--- SHORT PROBLEM ---
Scan the data for "name" and copy the lines it appears in.

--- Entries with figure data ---

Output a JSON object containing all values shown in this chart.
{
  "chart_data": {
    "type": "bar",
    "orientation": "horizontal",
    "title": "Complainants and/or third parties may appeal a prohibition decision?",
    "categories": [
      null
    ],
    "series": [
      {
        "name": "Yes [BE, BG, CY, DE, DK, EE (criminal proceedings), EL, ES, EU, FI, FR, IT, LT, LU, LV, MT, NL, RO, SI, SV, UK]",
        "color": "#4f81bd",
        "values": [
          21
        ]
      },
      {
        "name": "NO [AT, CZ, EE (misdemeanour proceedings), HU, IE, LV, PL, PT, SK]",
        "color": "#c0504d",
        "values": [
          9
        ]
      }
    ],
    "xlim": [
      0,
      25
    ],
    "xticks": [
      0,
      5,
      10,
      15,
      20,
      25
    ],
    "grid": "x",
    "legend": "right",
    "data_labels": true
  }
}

--- RIGHT ANSWER ---
        "name": "Yes [BE, BG, CY, DE, DK, EE (criminal proceedings), EL, ES, EU, FI, FR, IT, LT, LU, LV, MT, NL, RO, SI, SV, UK]",
        "name": "NO [AT, CZ, EE (misdemeanour proceedings), HU, IE, LV, PL, PT, SK]",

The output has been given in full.